Output all the entries word for word. Omit the pictures.

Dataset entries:
↓↓↓
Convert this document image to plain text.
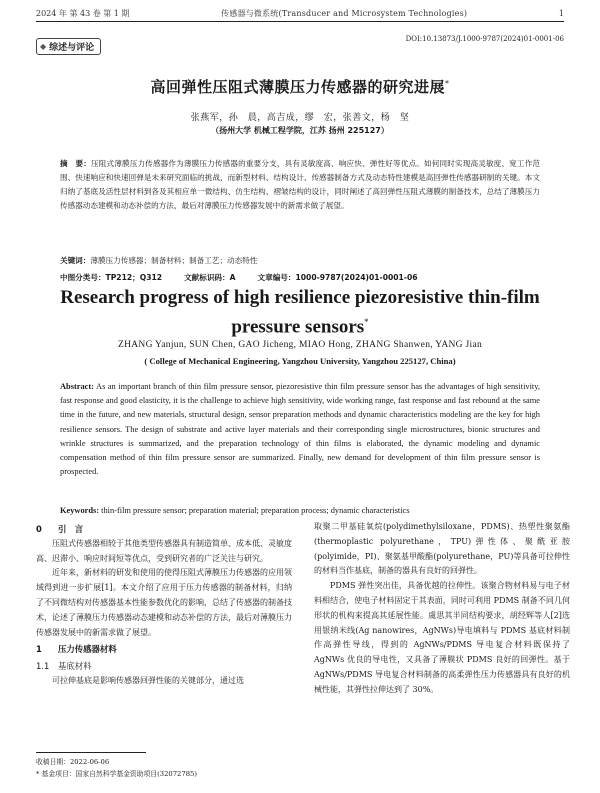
2024 年 第 43 卷 第 1 期	传感器与微系统(Transducer and Microsystem Technologies)	1
◆ 综述与评论
DOI:10.13873/J.1000-9787(2024)01-0001-06
高回弹性压阻式薄膜压力传感器的研究进展*
张燕军，孙　晨，高吉成，缪　宏，张善文，杨　坚
（扬州大学 机械工程学院，江苏 扬州 225127）
摘　要：压阻式薄膜压力传感器作为薄膜压力传感器的重要分支，具有灵敏度高、响应快、弹性好等优点。如何同时实现高灵敏度、宽工作范围、快速响应和快速回弹是未来研究面临的挑战，而新型材料、结构设计、传感器制备方式及动态特性建模是高回弹性传感器研制的关键。本文归纳了基底及活性层材料到各及其相应单一微结构、仿生结构、褶皱结构的设计，同时阐述了高回弹性压阻式薄膜的制备技术，总结了薄膜压力传感器动态建模和动态补偿的方法，最后对薄膜压力传感器发展中的新需求做了展望。
关键词：薄膜压力传感器；制备材料；制备工艺；动态特性
中图分类号：TP212；Q312	文献标识码：A	文章编号：1000-9787(2024)01-0001-06
Research progress of high resilience piezoresistive thin-film pressure sensors*
ZHANG Yanjun, SUN Chen, GAO Jicheng, MIAO Hong, ZHANG Shanwen, YANG Jian
( College of Mechanical Engineering, Yangzhou University, Yangzhou 225127, China)
Abstract: As an important branch of thin film pressure sensor, piezoresistive thin film pressure sensor has the advantages of high sensitivity, fast response and good elasticity, it is the challenge to achieve high sensitivity, wide working range, fast response and fast rebound at the same time in the future, and new materials, structural design, sensor preparation methods and dynamic characteristics modeling are the key for high resilience sensors. The design of substrate and active layer materials and their corresponding single microstructures, bionic structures and wrinkle structures is summarized, and the preparation technology of thin films is elaborated, the dynamic modeling and dynamic compensation method of thin film pressure sensor are summarized. Finally, new demand for development of thin film pressure sensor is prospected.
Keywords: thin-film pressure sensor; preparation material; preparation process; dynamic characteristics
0 引　言

压阻式传感器相较于其他类型传感器具有制造简单、成本低、灵敏度高、迟滞小、响应时间短等优点，受到研究者的广泛关注与研究。

近年来，新材料的研发和使用的使得压阻式薄膜压力传感器的应用领域得到进一步扩展[1]。本文介绍了应用于压力传感器的制备材料，归纳了不同微结构对传感器基本性能参数优化的影响，总结了传感器的制备技术，论述了薄膜压力传感器动态建模和动态补偿的方法，最后对薄膜压力传感器发展中的新需求做了展望。

1 压力传感器材料
1.1 基底材料

可拉伸基底是影响传感器回弹性能的关键部分，通过选

取聚二甲基硅氧烷(polydimethylsiloxane，PDMS)、热塑性聚氨酯(thermoplastic polyurethane，TPU)弹性体、聚酰亚胺(polyimide，PI)、聚氨基甲酸酯(polyurethane，PU)等具备可拉伸性的材料当作基底，制备的器具有良好的回弹性。

PDMS 弹性突出佳，具备优越的拉伸性。该聚合物材料易与电子材料相结合，使电子材料固定于其表面，同时可利用 PDMS 制备不同几何形状的机构来提高其延展性能。虞思其半同结构要求，胡经辉等人[2]选用银纳米线(Ag nanowires，AgNWs)导电填料与 PDMS 基底材料制作高弹性导线，得到的 AgNWs/PDMS 导电复合材料既保持了 AgNWs 优良的导电性，又具备了薄膜状 PDMS 良好的回弹性。基于 AgNWs/PDMS 导电复合材料制备的高柔弹性压力传感器具有良好的机械性能，其弹性拉伸达到了 30%。

收稿日期：2022-06-06
* 基金项目：国家自然科学基金资助项目(32072785)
↑↑↑
[Solution]
Convert this document image to plain text.
2024 年 第 43 卷 第 1 期	传感器与微系统(Transducer and Microsystem Technologies)	1
◆ 综述与评论
DOI:10.13873/J.1000-9787(2024)01-0001-06
高回弹性压阻式薄膜压力传感器的研究进展*
张燕军，孙　晨，高吉成，缪　宏，张善文，杨　坚
（扬州大学 机械工程学院，江苏 扬州 225127）
摘　要：压阻式薄膜压力传感器作为薄膜压力传感器的重要分支，具有灵敏度高、响应快、弹性好等优点。如何同时实现高灵敏度、宽工作范围、快速响应和快速回弹是未来研究面临的挑战，而新型材料、结构设计、传感器制备方式及动态特性建模是高回弹性传感器研制的关键。本文归纳了基底及活性层材料到各及其相应单一微结构、仿生结构、褶皱结构的设计，同时阐述了高回弹性压阻式薄膜的制备技术，总结了薄膜压力传感器动态建模和动态补偿的方法，最后对薄膜压力传感器发展中的新需求做了展望。
关键词：薄膜压力传感器；制备材料；制备工艺；动态特性
中图分类号：TP212；Q312	文献标识码：A	文章编号：1000-9787(2024)01-0001-06
Research progress of high resilience piezoresistive thin-film pressure sensors*
ZHANG Yanjun, SUN Chen, GAO Jicheng, MIAO Hong, ZHANG Shanwen, YANG Jian
( College of Mechanical Engineering, Yangzhou University, Yangzhou 225127, China)
Abstract: As an important branch of thin film pressure sensor, piezoresistive thin film pressure sensor has the advantages of high sensitivity, fast response and good elasticity, it is the challenge to achieve high sensitivity, wide working range, fast response and fast rebound at the same time in the future, and new materials, structural design, sensor preparation methods and dynamic characteristics modeling are the key for high resilience sensors. The design of substrate and active layer materials and their corresponding single microstructures, bionic structures and wrinkle structures is summarized, and the preparation technology of thin films is elaborated, the dynamic modeling and dynamic compensation method of thin film pressure sensor are summarized. Finally, new demand for development of thin film pressure sensor is prospected.
Keywords: thin-film pressure sensor; preparation material; preparation process; dynamic characteristics
0 引　言

压阻式传感器相较于其他类型传感器具有制造简单、成本低、灵敏度高、迟滞小、响应时间短等优点，受到研究者的广泛关注与研究。

近年来，新材料的研发和使用的使得压阻式薄膜压力传感器的应用领域得到进一步扩展[1]。本文介绍了应用于压力传感器的制备材料，归纳了不同微结构对传感器基本性能参数优化的影响，总结了传感器的制备技术，论述了薄膜压力传感器动态建模和动态补偿的方法，最后对薄膜压力传感器发展中的新需求做了展望。

1 压力传感器材料
1.1 基底材料

可拉伸基底是影响传感器回弹性能的关键部分，通过选

取聚二甲基硅氧烷(polydimethylsiloxane，PDMS)、热塑性聚氨酯(thermoplastic polyurethane，TPU)弹性体、聚酰亚胺(polyimide，PI)、聚氨基甲酸酯(polyurethane，PU)等具备可拉伸性的材料当作基底，制备的器具有良好的回弹性。

PDMS 弹性突出佳，具备优越的拉伸性。该聚合物材料易与电子材料相结合，使电子材料固定于其表面，同时可利用 PDMS 制备不同几何形状的机构来提高其延展性能。虞思其半同结构要求，胡经辉等人[2]选用银纳米线(Ag nanowires，AgNWs)导电填料与 PDMS 基底材料制作高弹性导线，得到的 AgNWs/PDMS 导电复合材料既保持了 AgNWs 优良的导电性，又具备了薄膜状 PDMS 良好的回弹性。基于 AgNWs/PDMS 导电复合材料制备的高柔弹性压力传感器具有良好的机械性能，其弹性拉伸达到了 30%。

收稿日期：2022-06-06
* 基金项目：国家自然科学基金资助项目(32072785)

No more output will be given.